* Start *

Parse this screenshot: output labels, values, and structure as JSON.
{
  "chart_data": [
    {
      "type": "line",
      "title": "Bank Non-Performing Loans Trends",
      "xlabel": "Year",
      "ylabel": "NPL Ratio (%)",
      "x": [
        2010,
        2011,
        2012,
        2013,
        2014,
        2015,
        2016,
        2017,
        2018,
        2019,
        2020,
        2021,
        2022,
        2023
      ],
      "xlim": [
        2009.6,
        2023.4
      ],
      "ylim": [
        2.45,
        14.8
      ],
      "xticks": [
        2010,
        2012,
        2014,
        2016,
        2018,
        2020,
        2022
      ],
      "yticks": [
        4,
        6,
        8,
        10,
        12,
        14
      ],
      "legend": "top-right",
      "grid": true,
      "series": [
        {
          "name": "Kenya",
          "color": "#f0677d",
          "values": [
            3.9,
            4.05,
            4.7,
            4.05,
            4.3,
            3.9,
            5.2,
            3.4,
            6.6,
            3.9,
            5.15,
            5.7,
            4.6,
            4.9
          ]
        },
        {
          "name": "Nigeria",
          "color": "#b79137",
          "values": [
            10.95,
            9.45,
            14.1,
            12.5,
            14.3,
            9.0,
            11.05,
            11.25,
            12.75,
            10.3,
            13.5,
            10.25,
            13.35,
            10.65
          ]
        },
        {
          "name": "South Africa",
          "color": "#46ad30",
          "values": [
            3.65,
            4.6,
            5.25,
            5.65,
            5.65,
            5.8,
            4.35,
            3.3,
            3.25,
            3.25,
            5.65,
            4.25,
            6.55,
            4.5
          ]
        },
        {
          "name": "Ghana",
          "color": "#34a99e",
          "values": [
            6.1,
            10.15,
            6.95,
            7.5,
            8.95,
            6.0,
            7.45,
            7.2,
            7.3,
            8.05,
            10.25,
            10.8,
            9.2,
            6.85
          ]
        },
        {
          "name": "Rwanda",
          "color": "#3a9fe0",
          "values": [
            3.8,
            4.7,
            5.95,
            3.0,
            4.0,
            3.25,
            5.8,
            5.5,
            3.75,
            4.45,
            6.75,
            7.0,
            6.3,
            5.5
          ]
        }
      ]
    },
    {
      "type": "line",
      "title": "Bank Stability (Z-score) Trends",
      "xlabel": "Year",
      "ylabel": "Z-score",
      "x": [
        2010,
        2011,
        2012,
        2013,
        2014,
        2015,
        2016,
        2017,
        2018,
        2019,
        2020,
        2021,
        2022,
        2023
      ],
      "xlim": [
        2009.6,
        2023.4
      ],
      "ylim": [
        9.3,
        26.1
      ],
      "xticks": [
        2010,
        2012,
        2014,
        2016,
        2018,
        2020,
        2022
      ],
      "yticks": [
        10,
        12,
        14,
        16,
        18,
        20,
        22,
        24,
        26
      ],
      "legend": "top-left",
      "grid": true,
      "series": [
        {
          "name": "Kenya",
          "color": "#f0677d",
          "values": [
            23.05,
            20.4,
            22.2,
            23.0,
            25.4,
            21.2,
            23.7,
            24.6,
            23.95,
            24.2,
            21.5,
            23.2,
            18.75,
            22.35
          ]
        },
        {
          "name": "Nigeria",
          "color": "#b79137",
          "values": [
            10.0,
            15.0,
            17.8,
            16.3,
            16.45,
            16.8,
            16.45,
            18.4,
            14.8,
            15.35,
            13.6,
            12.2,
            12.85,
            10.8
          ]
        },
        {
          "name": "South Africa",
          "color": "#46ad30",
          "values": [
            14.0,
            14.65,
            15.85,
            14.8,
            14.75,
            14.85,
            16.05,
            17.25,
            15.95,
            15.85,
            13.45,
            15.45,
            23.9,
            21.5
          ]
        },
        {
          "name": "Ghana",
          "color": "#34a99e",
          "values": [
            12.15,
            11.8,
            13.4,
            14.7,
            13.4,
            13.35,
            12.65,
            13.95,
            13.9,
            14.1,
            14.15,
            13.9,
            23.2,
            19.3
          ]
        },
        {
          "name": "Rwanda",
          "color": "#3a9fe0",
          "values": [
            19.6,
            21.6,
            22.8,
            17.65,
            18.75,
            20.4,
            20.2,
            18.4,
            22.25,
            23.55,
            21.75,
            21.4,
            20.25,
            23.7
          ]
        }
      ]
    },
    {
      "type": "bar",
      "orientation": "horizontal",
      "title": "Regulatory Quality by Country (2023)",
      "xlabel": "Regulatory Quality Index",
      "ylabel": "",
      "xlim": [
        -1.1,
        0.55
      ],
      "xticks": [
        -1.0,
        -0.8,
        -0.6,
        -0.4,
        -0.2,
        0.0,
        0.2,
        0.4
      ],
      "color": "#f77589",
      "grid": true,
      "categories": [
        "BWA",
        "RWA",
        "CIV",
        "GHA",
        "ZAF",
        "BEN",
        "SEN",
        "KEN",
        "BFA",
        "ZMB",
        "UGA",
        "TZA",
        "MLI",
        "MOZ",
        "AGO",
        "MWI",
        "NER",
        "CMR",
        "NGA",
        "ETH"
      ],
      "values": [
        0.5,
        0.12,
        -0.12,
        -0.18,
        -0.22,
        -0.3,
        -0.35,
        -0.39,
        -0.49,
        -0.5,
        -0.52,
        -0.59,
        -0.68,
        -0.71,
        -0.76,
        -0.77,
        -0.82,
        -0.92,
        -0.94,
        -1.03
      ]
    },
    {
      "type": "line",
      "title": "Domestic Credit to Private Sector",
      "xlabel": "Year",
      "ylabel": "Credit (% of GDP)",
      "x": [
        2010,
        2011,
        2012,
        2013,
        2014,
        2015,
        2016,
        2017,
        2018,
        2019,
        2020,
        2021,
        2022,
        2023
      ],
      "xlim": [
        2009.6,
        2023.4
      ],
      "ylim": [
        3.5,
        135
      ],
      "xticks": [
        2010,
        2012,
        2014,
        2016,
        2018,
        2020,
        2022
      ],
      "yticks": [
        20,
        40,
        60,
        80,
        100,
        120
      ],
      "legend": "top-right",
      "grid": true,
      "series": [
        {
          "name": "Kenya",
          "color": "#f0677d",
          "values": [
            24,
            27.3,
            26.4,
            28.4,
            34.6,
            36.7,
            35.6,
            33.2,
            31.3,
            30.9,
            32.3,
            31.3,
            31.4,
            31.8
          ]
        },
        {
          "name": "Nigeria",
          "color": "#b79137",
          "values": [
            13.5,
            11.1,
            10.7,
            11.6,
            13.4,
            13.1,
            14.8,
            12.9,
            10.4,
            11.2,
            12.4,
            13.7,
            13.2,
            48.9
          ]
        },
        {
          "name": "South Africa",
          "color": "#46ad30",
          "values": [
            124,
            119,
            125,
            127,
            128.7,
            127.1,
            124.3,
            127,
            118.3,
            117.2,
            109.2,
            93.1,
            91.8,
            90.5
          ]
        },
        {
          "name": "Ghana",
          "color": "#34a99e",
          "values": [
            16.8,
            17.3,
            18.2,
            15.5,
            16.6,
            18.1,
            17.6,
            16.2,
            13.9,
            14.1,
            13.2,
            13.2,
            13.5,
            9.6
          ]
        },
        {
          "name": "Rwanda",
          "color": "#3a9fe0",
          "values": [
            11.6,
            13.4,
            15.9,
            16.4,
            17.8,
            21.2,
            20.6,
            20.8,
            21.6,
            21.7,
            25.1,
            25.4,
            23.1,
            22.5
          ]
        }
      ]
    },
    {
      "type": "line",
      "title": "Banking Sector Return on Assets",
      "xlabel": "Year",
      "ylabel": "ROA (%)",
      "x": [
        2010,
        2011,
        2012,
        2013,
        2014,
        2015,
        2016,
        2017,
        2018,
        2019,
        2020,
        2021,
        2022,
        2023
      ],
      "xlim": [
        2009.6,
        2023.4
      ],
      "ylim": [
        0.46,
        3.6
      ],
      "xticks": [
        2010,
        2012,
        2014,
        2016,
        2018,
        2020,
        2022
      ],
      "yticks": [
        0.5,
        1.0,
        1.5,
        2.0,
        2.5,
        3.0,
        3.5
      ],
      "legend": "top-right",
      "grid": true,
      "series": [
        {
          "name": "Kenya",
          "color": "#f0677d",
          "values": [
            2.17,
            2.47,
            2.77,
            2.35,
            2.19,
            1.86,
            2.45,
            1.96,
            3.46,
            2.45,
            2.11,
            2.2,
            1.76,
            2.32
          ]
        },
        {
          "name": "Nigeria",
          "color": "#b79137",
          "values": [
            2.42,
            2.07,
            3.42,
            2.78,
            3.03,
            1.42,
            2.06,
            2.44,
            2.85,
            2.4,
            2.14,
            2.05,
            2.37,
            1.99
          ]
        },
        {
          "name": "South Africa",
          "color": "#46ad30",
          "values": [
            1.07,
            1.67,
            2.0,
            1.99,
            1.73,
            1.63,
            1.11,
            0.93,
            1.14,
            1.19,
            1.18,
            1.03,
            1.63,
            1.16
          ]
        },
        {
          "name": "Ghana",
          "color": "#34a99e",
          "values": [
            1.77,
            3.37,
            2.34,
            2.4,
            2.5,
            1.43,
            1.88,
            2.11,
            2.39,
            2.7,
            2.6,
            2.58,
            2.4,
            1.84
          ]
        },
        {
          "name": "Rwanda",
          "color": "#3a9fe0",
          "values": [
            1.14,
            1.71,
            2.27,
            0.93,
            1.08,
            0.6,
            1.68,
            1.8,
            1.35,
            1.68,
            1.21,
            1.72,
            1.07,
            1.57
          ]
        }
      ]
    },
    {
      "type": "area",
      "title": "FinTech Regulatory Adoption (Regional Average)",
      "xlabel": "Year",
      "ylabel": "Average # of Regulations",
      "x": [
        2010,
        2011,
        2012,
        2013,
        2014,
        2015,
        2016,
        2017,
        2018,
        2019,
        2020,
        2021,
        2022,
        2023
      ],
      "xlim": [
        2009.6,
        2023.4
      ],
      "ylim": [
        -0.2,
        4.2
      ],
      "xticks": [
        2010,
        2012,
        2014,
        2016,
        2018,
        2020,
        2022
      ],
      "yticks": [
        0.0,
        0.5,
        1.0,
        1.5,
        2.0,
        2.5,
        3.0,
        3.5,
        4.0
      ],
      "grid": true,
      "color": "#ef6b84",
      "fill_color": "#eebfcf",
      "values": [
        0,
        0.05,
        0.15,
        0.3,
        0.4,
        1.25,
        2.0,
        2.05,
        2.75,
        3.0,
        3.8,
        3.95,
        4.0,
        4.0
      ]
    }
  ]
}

* End *

_YOUR OBJECTIVE_.
For each line of the entries that includes "Regulatory", show that line.

_EXPECTED OUTPUT_.
      "title": "Regulatory Quality by Country (2023)",
      "xlabel": "Regulatory Quality Index",
      "title": "FinTech Regulatory Adoption (Regional Average)",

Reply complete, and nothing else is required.